> _Exercise objective_:
Scan the data below. Pull out each line where "plain" occurs.

> _Material supplied_:
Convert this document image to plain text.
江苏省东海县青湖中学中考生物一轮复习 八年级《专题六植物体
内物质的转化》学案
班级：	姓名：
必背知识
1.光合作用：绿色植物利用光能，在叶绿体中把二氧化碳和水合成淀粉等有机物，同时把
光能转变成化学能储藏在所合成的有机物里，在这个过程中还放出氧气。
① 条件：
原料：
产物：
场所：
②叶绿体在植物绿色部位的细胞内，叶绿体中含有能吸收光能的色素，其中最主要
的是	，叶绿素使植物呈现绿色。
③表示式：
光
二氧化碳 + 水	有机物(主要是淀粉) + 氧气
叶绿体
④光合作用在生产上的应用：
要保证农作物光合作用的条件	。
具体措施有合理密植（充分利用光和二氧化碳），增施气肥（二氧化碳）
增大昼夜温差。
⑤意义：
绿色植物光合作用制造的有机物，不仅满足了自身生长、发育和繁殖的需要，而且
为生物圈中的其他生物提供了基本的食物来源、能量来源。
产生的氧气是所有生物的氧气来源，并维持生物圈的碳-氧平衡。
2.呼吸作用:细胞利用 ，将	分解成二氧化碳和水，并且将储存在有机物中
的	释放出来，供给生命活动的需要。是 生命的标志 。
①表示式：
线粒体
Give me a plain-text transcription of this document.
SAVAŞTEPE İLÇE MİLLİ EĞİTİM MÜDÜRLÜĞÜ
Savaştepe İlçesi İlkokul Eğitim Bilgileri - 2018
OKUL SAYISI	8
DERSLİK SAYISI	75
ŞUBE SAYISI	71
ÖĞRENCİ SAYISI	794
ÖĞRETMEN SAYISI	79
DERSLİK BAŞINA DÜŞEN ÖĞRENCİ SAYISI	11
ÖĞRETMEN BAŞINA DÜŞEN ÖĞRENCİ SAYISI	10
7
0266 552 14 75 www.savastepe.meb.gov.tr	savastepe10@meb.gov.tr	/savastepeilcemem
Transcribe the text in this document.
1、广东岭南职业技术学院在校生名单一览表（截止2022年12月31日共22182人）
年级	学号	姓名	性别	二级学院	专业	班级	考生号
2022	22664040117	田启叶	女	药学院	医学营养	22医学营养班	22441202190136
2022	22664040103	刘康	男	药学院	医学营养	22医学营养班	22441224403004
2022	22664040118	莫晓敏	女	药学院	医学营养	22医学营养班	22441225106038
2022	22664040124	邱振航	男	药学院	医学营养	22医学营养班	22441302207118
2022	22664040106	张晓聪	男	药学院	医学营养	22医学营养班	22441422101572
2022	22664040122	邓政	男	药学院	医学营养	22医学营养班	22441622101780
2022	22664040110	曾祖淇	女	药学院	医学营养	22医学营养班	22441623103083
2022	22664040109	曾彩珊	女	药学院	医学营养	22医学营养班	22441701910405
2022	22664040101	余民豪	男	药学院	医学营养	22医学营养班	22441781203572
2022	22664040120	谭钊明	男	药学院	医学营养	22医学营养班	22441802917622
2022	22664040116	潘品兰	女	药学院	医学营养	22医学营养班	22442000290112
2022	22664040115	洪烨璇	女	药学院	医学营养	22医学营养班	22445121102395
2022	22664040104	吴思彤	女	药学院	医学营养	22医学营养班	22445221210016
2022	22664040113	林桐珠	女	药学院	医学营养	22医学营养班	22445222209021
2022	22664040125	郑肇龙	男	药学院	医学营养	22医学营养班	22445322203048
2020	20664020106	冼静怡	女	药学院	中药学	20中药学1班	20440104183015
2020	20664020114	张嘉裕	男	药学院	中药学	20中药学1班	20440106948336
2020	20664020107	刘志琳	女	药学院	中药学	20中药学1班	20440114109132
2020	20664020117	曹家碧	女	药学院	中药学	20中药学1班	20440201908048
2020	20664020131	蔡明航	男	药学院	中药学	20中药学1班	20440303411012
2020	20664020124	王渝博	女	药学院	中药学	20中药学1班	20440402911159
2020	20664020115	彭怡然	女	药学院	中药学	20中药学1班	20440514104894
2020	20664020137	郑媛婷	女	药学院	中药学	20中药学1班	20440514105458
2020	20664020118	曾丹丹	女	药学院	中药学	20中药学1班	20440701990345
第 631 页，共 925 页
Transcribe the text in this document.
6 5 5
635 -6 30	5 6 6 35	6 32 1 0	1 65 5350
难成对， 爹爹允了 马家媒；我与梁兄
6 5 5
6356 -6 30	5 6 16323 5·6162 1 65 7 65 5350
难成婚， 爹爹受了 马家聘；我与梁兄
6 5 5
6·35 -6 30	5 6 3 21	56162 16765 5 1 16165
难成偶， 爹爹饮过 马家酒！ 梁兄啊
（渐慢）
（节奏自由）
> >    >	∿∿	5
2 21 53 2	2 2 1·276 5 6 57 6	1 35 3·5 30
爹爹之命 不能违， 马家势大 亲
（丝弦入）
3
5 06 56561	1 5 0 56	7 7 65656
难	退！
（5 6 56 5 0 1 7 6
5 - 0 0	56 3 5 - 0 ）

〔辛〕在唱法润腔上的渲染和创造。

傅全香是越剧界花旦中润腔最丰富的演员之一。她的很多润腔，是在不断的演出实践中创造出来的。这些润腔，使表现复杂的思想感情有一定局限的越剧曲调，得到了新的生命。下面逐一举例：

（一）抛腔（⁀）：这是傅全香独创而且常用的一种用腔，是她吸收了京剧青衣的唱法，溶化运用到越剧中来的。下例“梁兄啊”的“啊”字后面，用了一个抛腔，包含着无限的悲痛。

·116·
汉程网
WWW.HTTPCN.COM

> _The answer_:
Convert this document image to plain text.
Give me a plain-text transcription of this document.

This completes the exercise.